* BEGIN MATERIAL SHOWN *
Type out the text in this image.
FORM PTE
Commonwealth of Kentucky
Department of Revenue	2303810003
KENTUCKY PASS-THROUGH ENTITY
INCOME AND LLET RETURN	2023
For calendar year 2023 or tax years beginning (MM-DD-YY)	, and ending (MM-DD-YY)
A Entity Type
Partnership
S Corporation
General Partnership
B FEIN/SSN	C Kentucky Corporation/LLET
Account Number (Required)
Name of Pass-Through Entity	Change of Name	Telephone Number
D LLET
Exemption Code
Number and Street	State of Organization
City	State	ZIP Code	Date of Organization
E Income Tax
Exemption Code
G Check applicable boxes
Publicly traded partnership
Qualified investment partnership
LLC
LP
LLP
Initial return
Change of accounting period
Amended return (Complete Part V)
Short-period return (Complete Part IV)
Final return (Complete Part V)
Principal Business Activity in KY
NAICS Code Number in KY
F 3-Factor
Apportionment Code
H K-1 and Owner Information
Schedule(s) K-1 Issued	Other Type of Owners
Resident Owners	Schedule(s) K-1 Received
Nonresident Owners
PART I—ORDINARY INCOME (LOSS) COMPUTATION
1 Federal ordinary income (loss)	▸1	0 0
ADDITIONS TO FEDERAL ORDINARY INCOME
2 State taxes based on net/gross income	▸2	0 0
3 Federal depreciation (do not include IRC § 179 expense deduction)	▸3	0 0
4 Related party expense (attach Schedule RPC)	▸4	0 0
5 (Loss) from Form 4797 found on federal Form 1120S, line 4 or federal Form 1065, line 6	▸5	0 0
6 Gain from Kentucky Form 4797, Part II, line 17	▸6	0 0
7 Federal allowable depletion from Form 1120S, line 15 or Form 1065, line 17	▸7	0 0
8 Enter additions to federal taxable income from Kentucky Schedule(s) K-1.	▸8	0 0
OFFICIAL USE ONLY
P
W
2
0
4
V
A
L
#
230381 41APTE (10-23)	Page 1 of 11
* END MATERIAL SHOWN *
**DESCRIPTION OF THE TASK**
Please reproduce all of the entries exactly as they stand.

**SOLUTION**
Type out the text in this image.
FORM PTE
Commonwealth of Kentucky
Department of Revenue	2303810003
KENTUCKY PASS-THROUGH ENTITY
INCOME AND LLET RETURN	2023
For calendar year 2023 or tax years beginning (MM-DD-YY)	, and ending (MM-DD-YY)
A Entity Type
Partnership
S Corporation
General Partnership
B FEIN/SSN	C Kentucky Corporation/LLET
Account Number (Required)
Name of Pass-Through Entity	Change of Name	Telephone Number
D LLET
Exemption Code
Number and Street	State of Organization
City	State	ZIP Code	Date of Organization
E Income Tax
Exemption Code
G Check applicable boxes
Publicly traded partnership
Qualified investment partnership
LLC
LP
LLP
Initial return
Change of accounting period
Amended return (Complete Part V)
Short-period return (Complete Part IV)
Final return (Complete Part V)
Principal Business Activity in KY
NAICS Code Number in KY
F 3-Factor
Apportionment Code
H K-1 and Owner Information
Schedule(s) K-1 Issued	Other Type of Owners
Resident Owners	Schedule(s) K-1 Received
Nonresident Owners
PART I—ORDINARY INCOME (LOSS) COMPUTATION
1 Federal ordinary income (loss)	▸1	0 0
ADDITIONS TO FEDERAL ORDINARY INCOME
2 State taxes based on net/gross income	▸2	0 0
3 Federal depreciation (do not include IRC § 179 expense deduction)	▸3	0 0
4 Related party expense (attach Schedule RPC)	▸4	0 0
5 (Loss) from Form 4797 found on federal Form 1120S, line 4 or federal Form 1065, line 6	▸5	0 0
6 Gain from Kentucky Form 4797, Part II, line 17	▸6	0 0
7 Federal allowable depletion from Form 1120S, line 15 or Form 1065, line 17	▸7	0 0
8 Enter additions to federal taxable income from Kentucky Schedule(s) K-1.	▸8	0 0
OFFICIAL USE ONLY
P
W
2
0
4
V
A
L
#
230381 41APTE (10-23)	Page 1 of 11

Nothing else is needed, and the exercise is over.